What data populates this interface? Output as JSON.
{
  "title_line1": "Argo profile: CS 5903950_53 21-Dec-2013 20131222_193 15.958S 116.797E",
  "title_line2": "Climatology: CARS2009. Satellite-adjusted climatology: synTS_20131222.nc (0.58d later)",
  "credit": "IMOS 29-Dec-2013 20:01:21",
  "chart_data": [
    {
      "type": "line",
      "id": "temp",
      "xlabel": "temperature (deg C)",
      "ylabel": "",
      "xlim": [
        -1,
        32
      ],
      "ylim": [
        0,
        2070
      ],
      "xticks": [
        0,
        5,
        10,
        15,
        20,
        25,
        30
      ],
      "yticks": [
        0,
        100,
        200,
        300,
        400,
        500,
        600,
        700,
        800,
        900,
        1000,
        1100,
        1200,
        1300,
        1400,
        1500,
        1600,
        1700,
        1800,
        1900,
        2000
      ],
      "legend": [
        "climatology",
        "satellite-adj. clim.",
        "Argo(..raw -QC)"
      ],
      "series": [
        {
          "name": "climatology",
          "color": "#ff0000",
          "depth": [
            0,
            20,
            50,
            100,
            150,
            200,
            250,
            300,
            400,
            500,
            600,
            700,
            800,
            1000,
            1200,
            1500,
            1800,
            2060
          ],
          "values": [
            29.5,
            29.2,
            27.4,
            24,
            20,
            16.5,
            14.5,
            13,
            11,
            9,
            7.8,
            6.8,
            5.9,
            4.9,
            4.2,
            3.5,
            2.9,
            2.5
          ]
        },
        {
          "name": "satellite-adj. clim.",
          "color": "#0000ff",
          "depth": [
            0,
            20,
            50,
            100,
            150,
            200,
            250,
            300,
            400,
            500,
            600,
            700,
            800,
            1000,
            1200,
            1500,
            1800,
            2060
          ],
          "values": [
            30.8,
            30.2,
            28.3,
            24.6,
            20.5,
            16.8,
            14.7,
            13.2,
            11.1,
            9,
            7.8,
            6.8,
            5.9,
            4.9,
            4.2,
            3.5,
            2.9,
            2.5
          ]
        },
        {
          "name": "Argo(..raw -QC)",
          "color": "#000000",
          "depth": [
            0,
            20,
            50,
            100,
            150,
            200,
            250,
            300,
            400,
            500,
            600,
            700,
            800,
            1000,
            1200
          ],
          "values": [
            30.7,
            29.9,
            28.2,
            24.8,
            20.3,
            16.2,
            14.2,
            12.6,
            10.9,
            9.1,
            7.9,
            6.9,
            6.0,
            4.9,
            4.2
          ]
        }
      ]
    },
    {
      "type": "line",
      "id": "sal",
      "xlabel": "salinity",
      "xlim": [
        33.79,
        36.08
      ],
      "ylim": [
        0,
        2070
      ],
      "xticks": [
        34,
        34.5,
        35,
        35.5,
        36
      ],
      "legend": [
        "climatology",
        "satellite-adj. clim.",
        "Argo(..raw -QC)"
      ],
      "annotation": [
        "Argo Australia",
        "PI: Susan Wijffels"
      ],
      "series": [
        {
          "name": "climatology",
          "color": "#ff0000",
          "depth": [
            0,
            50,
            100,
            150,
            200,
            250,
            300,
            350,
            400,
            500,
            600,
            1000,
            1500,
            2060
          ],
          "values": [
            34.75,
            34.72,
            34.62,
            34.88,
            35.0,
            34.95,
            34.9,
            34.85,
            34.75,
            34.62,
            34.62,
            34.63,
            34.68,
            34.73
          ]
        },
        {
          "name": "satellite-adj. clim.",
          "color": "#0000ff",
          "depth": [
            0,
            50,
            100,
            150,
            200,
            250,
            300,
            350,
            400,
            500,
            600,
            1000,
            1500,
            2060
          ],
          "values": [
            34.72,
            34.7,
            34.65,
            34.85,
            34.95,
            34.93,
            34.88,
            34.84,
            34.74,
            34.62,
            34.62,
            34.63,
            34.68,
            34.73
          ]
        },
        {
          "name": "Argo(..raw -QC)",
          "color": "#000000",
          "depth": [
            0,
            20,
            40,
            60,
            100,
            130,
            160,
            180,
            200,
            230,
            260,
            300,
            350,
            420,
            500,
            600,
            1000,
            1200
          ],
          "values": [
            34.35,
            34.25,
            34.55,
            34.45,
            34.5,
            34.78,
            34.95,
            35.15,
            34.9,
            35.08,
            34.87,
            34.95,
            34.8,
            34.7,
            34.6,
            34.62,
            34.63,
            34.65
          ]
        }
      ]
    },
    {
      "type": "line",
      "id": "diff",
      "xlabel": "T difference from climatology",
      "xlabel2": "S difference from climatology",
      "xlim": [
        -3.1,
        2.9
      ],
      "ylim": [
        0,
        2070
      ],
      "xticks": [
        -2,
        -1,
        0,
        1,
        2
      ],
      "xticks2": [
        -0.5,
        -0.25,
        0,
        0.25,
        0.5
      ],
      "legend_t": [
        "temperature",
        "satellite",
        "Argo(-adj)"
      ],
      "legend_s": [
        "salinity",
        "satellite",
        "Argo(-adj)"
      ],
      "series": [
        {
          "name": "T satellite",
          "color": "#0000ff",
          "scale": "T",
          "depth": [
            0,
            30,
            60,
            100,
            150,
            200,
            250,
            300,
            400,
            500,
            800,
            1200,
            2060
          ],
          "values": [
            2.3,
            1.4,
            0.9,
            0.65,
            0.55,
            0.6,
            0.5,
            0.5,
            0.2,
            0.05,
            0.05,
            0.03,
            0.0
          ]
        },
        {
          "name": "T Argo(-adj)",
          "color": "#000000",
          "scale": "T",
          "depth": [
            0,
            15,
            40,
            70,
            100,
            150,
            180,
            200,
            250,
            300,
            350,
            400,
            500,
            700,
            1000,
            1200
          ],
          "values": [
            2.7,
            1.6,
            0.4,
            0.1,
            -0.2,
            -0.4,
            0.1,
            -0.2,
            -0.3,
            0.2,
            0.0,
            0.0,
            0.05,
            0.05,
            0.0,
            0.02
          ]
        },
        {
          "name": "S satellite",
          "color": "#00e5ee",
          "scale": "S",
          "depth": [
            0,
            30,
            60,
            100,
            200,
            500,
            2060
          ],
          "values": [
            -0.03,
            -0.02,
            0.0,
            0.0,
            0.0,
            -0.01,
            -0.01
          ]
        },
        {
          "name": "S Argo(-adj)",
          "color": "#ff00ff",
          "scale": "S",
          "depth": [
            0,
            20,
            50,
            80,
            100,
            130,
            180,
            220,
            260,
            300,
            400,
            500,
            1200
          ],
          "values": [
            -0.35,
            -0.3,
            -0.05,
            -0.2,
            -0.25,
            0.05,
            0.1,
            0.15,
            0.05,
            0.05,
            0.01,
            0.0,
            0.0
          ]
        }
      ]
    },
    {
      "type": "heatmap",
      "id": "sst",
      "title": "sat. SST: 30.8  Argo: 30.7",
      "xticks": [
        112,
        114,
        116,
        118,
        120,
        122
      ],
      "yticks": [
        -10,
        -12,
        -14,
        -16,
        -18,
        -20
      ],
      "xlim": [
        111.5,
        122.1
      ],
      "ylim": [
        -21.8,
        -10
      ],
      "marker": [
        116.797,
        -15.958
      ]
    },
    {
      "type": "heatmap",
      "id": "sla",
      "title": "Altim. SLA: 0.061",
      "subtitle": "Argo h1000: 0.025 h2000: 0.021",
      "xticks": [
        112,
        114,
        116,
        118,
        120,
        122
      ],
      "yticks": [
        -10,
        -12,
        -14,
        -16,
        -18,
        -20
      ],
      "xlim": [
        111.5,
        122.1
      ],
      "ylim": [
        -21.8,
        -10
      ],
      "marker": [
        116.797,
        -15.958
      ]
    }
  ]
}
********
YOUR INSTRUCTIONS: Using the material above, print every entry exactly as written.

REPLY TO THE EXERCISE:
What data populates this interface? Output as JSON.
{
  "title_line1": "Argo profile: CS 5903950_53 21-Dec-2013 20131222_193 15.958S 116.797E",
  "title_line2": "Climatology: CARS2009. Satellite-adjusted climatology: synTS_20131222.nc (0.58d later)",
  "credit": "IMOS 29-Dec-2013 20:01:21",
  "chart_data": [
    {
      "type": "line",
      "id": "temp",
      "xlabel": "temperature (deg C)",
      "ylabel": "",
      "xlim": [
        -1,
        32
      ],
      "ylim": [
        0,
        2070
      ],
      "xticks": [
        0,
        5,
        10,
        15,
        20,
        25,
        30
      ],
      "yticks": [
        0,
        100,
        200,
        300,
        400,
        500,
        600,
        700,
        800,
        900,
        1000,
        1100,
        1200,
        1300,
        1400,
        1500,
        1600,
        1700,
        1800,
        1900,
        2000
      ],
      "legend": [
        "climatology",
        "satellite-adj. clim.",
        "Argo(..raw -QC)"
      ],
      "series": [
        {
          "name": "climatology",
          "color": "#ff0000",
          "depth": [
            0,
            20,
            50,
            100,
            150,
            200,
            250,
            300,
            400,
            500,
            600,
            700,
            800,
            1000,
            1200,
            1500,
            1800,
            2060
          ],
          "values": [
            29.5,
            29.2,
            27.4,
            24,
            20,
            16.5,
            14.5,
            13,
            11,
            9,
            7.8,
            6.8,
            5.9,
            4.9,
            4.2,
            3.5,
            2.9,
            2.5
          ]
        },
        {
          "name": "satellite-adj. clim.",
          "color": "#0000ff",
          "depth": [
            0,
            20,
            50,
            100,
            150,
            200,
            250,
            300,
            400,
            500,
            600,
            700,
            800,
            1000,
            1200,
            1500,
            1800,
            2060
          ],
          "values": [
            30.8,
            30.2,
            28.3,
            24.6,
            20.5,
            16.8,
            14.7,
            13.2,
            11.1,
            9,
            7.8,
            6.8,
            5.9,
            4.9,
            4.2,
            3.5,
            2.9,
            2.5
          ]
        },
        {
          "name": "Argo(..raw -QC)",
          "color": "#000000",
          "depth": [
            0,
            20,
            50,
            100,
            150,
            200,
            250,
            300,
            400,
            500,
            600,
            700,
            800,
            1000,
            1200
          ],
          "values": [
            30.7,
            29.9,
            28.2,
            24.8,
            20.3,
            16.2,
            14.2,
            12.6,
            10.9,
            9.1,
            7.9,
            6.9,
            6.0,
            4.9,
            4.2
          ]
        }
      ]
    },
    {
      "type": "line",
      "id": "sal",
      "xlabel": "salinity",
      "xlim": [
        33.79,
        36.08
      ],
      "ylim": [
        0,
        2070
      ],
      "xticks": [
        34,
        34.5,
        35,
        35.5,
        36
      ],
      "legend": [
        "climatology",
        "satellite-adj. clim.",
        "Argo(..raw -QC)"
      ],
      "annotation": [
        "Argo Australia",
        "PI: Susan Wijffels"
      ],
      "series": [
        {
          "name": "climatology",
          "color": "#ff0000",
          "depth": [
            0,
            50,
            100,
            150,
            200,
            250,
            300,
            350,
            400,
            500,
            600,
            1000,
            1500,
            2060
          ],
          "values": [
            34.75,
            34.72,
            34.62,
            34.88,
            35.0,
            34.95,
            34.9,
            34.85,
            34.75,
            34.62,
            34.62,
            34.63,
            34.68,
            34.73
          ]
        },
        {
          "name": "satellite-adj. clim.",
          "color": "#0000ff",
          "depth": [
            0,
            50,
            100,
            150,
            200,
            250,
            300,
            350,
            400,
            500,
            600,
            1000,
            1500,
            2060
          ],
          "values": [
            34.72,
            34.7,
            34.65,
            34.85,
            34.95,
            34.93,
            34.88,
            34.84,
            34.74,
            34.62,
            34.62,
            34.63,
            34.68,
            34.73
          ]
        },
        {
          "name": "Argo(..raw -QC)",
          "color": "#000000",
          "depth": [
            0,
            20,
            40,
            60,
            100,
            130,
            160,
            180,
            200,
            230,
            260,
            300,
            350,
            420,
            500,
            600,
            1000,
            1200
          ],
          "values": [
            34.35,
            34.25,
            34.55,
            34.45,
            34.5,
            34.78,
            34.95,
            35.15,
            34.9,
            35.08,
            34.87,
            34.95,
            34.8,
            34.7,
            34.6,
            34.62,
            34.63,
            34.65
          ]
        }
      ]
    },
    {
      "type": "line",
      "id": "diff",
      "xlabel": "T difference from climatology",
      "xlabel2": "S difference from climatology",
      "xlim": [
        -3.1,
        2.9
      ],
      "ylim": [
        0,
        2070
      ],
      "xticks": [
        -2,
        -1,
        0,
        1,
        2
      ],
      "xticks2": [
        -0.5,
        -0.25,
        0,
        0.25,
        0.5
      ],
      "legend_t": [
        "temperature",
        "satellite",
        "Argo(-adj)"
      ],
      "legend_s": [
        "salinity",
        "satellite",
        "Argo(-adj)"
      ],
      "series": [
        {
          "name": "T satellite",
          "color": "#0000ff",
          "scale": "T",
          "depth": [
            0,
            30,
            60,
            100,
            150,
            200,
            250,
            300,
            400,
            500,
            800,
            1200,
            2060
          ],
          "values": [
            2.3,
            1.4,
            0.9,
            0.65,
            0.55,
            0.6,
            0.5,
            0.5,
            0.2,
            0.05,
            0.05,
            0.03,
            0.0
          ]
        },
        {
          "name": "T Argo(-adj)",
          "color": "#000000",
          "scale": "T",
          "depth": [
            0,
            15,
            40,
            70,
            100,
            150,
            180,
            200,
            250,
            300,
            350,
            400,
            500,
            700,
            1000,
            1200
          ],
          "values": [
            2.7,
            1.6,
            0.4,
            0.1,
            -0.2,
            -0.4,
            0.1,
            -0.2,
            -0.3,
            0.2,
            0.0,
            0.0,
            0.05,
            0.05,
            0.0,
            0.02
          ]
        },
        {
          "name": "S satellite",
          "color": "#00e5ee",
          "scale": "S",
          "depth": [
            0,
            30,
            60,
            100,
            200,
            500,
            2060
          ],
          "values": [
            -0.03,
            -0.02,
            0.0,
            0.0,
            0.0,
            -0.01,
            -0.01
          ]
        },
        {
          "name": "S Argo(-adj)",
          "color": "#ff00ff",
          "scale": "S",
          "depth": [
            0,
            20,
            50,
            80,
            100,
            130,
            180,
            220,
            260,
            300,
            400,
            500,
            1200
          ],
          "values": [
            -0.35,
            -0.3,
            -0.05,
            -0.2,
            -0.25,
            0.05,
            0.1,
            0.15,
            0.05,
            0.05,
            0.01,
            0.0,
            0.0
          ]
        }
      ]
    },
    {
      "type": "heatmap",
      "id": "sst",
      "title": "sat. SST: 30.8  Argo: 30.7",
      "xticks": [
        112,
        114,
        116,
        118,
        120,
        122
      ],
      "yticks": [
        -10,
        -12,
        -14,
        -16,
        -18,
        -20
      ],
      "xlim": [
        111.5,
        122.1
      ],
      "ylim": [
        -21.8,
        -10
      ],
      "marker": [
        116.797,
        -15.958
      ]
    },
    {
      "type": "heatmap",
      "id": "sla",
      "title": "Altim. SLA: 0.061",
      "subtitle": "Argo h1000: 0.025 h2000: 0.021",
      "xticks": [
        112,
        114,
        116,
        118,
        120,
        122
      ],
      "yticks": [
        -10,
        -12,
        -14,
        -16,
        -18,
        -20
      ],
      "xlim": [
        111.5,
        122.1
      ],
      "ylim": [
        -21.8,
        -10
      ],
      "marker": [
        116.797,
        -15.958
      ]
    }
  ]
}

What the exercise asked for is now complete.